══ PROVIDED ENTRIES

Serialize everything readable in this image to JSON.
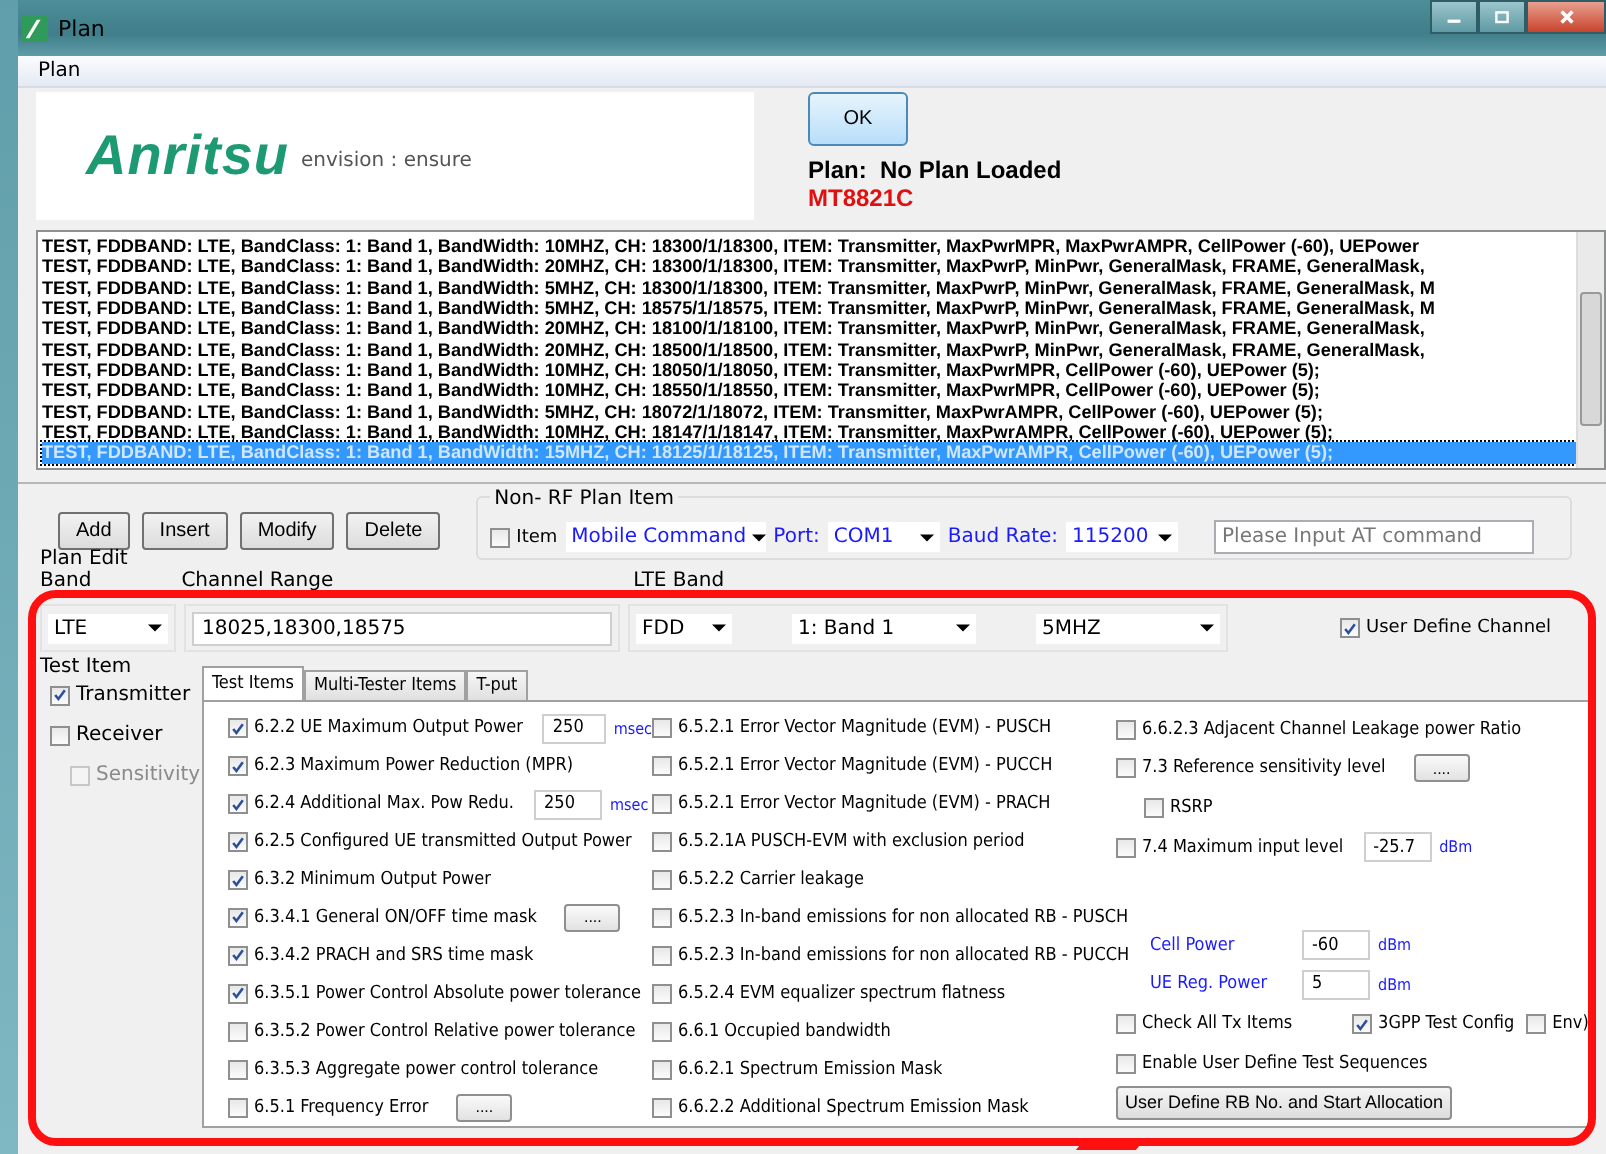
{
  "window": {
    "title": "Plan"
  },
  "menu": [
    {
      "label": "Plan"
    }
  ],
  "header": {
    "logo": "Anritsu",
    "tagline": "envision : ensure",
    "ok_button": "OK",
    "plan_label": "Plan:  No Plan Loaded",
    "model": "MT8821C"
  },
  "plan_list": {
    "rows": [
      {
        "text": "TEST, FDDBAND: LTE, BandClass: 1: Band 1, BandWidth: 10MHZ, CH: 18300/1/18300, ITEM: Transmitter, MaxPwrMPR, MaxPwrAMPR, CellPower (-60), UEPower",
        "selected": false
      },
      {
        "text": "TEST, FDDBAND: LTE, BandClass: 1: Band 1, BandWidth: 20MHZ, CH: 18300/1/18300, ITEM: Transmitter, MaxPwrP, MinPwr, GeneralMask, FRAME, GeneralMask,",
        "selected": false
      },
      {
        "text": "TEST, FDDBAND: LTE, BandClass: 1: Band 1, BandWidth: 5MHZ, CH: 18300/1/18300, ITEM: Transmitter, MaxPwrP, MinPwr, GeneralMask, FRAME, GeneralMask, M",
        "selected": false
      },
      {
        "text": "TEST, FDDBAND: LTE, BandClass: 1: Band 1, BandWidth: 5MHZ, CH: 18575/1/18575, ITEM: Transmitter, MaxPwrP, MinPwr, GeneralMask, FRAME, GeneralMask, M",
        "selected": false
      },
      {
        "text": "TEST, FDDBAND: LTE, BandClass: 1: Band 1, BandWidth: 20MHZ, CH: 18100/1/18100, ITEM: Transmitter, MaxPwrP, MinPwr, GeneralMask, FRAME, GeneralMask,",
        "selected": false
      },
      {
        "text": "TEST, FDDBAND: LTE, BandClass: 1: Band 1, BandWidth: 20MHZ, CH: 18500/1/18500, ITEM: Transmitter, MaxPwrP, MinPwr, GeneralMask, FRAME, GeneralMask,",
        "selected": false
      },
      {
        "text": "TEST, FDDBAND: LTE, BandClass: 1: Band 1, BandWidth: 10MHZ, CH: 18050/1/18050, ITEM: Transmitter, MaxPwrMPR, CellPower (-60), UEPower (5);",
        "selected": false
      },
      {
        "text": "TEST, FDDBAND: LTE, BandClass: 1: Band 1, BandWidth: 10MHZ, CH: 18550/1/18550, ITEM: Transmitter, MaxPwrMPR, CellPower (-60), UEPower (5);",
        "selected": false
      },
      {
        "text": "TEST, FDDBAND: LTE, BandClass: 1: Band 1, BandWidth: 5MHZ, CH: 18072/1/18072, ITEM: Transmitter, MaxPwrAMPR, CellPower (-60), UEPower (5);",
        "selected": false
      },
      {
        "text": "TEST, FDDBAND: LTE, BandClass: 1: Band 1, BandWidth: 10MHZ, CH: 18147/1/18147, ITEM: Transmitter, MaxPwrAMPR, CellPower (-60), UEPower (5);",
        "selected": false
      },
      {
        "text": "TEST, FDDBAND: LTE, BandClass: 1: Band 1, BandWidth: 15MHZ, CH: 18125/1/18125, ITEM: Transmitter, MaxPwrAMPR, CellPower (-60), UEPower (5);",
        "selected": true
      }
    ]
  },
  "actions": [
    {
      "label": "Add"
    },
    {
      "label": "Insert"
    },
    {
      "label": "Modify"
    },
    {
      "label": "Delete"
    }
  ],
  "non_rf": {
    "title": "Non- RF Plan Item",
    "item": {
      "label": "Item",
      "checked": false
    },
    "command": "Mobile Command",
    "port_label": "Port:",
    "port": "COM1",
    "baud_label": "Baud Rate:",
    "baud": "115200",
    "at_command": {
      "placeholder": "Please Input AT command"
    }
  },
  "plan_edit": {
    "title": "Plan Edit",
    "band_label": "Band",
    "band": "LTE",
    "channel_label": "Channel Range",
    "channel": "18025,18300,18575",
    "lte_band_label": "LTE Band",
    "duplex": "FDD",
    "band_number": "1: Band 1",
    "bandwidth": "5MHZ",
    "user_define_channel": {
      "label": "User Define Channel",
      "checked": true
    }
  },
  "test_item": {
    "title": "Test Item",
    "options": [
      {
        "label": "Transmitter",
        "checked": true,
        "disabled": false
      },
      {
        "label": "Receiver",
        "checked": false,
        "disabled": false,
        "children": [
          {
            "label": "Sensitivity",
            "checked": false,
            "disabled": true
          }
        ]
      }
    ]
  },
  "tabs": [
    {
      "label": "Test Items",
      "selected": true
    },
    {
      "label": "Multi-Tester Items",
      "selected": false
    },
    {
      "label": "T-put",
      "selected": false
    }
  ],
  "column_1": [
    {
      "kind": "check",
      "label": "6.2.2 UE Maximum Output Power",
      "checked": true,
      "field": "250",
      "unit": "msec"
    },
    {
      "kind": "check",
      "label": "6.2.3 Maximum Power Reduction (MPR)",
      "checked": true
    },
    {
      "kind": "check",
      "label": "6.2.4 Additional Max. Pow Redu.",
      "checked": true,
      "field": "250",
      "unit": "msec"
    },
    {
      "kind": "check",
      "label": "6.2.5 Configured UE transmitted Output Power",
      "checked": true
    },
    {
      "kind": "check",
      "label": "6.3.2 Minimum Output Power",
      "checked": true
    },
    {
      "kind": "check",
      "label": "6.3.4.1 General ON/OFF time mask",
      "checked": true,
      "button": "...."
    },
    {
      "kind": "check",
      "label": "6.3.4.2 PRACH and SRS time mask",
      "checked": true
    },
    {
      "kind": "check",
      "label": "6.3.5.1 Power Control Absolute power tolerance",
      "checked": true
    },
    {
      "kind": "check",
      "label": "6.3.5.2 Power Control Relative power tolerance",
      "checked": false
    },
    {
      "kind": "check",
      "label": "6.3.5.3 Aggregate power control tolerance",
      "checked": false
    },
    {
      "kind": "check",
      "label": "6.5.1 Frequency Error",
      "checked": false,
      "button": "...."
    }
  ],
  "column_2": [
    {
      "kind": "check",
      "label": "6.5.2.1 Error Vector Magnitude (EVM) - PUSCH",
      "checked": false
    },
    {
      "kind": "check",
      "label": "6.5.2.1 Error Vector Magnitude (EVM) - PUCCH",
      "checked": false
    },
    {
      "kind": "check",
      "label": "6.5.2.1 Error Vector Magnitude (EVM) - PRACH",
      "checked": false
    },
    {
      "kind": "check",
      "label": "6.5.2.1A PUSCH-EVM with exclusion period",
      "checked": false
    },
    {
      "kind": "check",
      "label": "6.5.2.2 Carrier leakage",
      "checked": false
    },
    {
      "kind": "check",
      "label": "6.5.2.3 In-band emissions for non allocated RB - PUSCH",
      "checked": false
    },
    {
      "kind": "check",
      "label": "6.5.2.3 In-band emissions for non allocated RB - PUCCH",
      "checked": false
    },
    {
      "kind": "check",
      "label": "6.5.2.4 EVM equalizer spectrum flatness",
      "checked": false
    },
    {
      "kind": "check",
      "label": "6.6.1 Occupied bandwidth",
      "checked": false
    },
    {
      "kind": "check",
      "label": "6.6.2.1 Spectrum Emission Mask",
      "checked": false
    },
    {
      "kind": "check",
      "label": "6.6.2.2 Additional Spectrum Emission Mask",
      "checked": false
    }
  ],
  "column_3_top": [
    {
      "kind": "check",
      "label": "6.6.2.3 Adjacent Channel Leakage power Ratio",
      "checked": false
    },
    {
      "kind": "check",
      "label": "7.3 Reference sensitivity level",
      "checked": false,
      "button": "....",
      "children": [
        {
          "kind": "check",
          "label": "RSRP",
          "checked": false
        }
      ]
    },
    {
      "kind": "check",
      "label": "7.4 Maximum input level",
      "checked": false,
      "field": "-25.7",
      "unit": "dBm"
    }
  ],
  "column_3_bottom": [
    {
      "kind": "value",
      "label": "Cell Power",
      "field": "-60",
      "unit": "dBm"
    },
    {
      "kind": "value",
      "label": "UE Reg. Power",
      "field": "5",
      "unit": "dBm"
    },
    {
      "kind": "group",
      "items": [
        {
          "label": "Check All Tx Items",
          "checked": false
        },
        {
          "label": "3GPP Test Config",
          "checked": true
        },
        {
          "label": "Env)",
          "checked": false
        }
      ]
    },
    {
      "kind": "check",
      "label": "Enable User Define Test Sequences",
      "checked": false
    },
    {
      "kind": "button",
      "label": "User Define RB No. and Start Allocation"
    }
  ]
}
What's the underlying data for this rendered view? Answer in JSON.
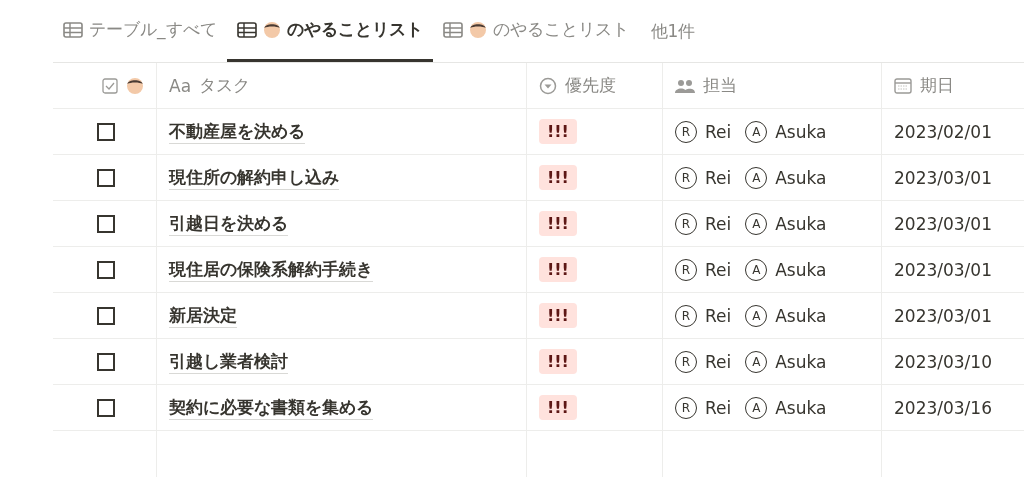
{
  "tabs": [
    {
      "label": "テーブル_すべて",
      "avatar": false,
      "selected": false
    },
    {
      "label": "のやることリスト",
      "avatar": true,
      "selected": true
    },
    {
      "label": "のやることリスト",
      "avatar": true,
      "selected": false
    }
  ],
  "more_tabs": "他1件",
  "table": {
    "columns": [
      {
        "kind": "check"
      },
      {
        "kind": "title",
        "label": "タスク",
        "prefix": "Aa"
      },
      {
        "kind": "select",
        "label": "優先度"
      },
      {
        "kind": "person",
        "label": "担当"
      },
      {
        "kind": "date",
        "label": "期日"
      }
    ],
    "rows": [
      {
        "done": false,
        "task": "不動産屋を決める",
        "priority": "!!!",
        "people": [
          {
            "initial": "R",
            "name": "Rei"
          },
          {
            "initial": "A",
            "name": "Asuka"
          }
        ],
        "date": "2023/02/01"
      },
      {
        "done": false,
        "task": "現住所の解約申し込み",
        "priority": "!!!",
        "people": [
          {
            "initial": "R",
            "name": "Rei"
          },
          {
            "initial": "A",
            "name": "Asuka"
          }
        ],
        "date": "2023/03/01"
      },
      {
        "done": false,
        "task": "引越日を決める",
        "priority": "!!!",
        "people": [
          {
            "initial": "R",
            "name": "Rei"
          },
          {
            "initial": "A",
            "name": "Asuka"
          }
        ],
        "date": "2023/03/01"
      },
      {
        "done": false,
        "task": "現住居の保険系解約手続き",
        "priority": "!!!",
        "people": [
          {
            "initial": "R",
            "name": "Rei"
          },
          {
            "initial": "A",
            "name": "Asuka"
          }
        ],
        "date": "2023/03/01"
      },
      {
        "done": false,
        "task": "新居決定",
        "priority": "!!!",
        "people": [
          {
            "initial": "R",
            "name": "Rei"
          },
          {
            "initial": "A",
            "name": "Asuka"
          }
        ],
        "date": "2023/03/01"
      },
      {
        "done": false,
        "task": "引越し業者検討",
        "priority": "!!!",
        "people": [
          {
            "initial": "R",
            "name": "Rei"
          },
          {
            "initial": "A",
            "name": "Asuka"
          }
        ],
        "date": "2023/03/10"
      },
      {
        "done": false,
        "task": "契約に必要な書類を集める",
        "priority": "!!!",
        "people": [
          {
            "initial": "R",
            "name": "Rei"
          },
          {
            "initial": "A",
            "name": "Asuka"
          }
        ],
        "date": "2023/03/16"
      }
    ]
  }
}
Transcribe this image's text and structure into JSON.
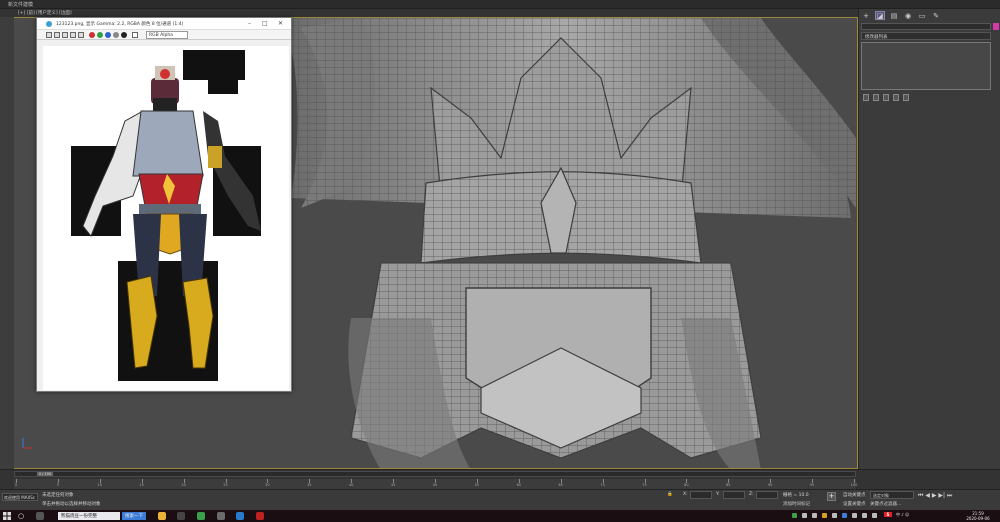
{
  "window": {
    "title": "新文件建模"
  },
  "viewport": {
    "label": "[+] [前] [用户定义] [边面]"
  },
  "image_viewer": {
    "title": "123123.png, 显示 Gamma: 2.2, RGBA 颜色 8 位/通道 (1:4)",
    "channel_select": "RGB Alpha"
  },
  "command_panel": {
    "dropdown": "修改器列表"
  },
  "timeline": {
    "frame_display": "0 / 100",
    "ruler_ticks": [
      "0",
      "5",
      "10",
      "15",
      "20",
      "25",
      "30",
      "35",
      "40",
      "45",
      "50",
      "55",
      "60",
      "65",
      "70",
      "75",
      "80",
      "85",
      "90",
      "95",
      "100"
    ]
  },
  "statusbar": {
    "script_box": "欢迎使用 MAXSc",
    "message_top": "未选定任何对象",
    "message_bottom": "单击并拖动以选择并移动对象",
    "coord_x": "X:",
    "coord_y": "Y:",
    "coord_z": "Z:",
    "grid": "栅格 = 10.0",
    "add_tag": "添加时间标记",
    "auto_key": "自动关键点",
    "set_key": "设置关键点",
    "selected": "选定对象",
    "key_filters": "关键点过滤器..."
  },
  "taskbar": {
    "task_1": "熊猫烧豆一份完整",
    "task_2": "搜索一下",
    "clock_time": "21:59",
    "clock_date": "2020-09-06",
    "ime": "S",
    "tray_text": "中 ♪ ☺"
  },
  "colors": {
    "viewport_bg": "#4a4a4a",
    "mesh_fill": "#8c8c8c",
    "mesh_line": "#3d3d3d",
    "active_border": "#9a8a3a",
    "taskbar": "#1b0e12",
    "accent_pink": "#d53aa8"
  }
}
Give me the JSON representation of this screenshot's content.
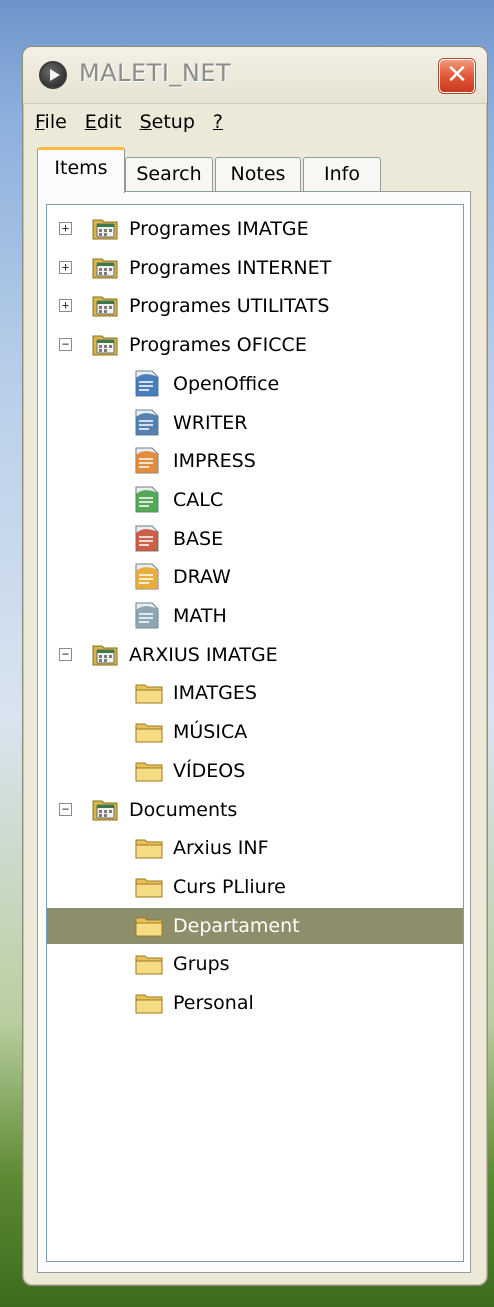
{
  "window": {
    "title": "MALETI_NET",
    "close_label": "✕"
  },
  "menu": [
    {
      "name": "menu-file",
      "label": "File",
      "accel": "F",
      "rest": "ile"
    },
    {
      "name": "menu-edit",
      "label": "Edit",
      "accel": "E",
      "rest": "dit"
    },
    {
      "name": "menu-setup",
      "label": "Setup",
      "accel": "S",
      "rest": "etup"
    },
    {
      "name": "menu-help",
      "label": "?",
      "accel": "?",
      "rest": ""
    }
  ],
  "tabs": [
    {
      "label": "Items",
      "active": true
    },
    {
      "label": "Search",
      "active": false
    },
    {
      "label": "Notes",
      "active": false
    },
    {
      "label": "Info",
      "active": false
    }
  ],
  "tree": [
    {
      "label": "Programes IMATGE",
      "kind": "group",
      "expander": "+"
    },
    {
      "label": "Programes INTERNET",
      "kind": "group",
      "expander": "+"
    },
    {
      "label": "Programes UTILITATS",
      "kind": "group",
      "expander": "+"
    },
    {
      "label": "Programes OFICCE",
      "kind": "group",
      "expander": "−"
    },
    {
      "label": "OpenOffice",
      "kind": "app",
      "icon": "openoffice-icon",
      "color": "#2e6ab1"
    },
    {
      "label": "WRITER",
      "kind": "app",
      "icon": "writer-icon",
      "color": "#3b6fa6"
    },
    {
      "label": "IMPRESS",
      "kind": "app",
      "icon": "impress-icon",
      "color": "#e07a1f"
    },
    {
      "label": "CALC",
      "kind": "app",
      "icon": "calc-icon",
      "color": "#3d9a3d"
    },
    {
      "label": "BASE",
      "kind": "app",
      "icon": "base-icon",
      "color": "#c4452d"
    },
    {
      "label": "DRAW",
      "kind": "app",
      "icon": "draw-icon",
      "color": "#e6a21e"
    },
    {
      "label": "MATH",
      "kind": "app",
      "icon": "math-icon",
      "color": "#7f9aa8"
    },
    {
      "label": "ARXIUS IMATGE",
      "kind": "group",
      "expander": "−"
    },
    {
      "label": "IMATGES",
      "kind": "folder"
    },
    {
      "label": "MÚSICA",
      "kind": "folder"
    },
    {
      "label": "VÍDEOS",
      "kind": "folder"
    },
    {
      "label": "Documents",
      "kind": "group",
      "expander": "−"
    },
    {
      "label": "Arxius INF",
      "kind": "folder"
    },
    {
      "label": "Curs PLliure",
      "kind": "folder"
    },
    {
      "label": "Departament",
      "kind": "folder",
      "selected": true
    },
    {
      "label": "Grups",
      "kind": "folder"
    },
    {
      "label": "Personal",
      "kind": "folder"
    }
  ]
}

════

[REQUIRED TASK]: Across the records above, count the lines holding "icon" and reply with that number alone.

[RESULT OF THIS EXERCISE]: 7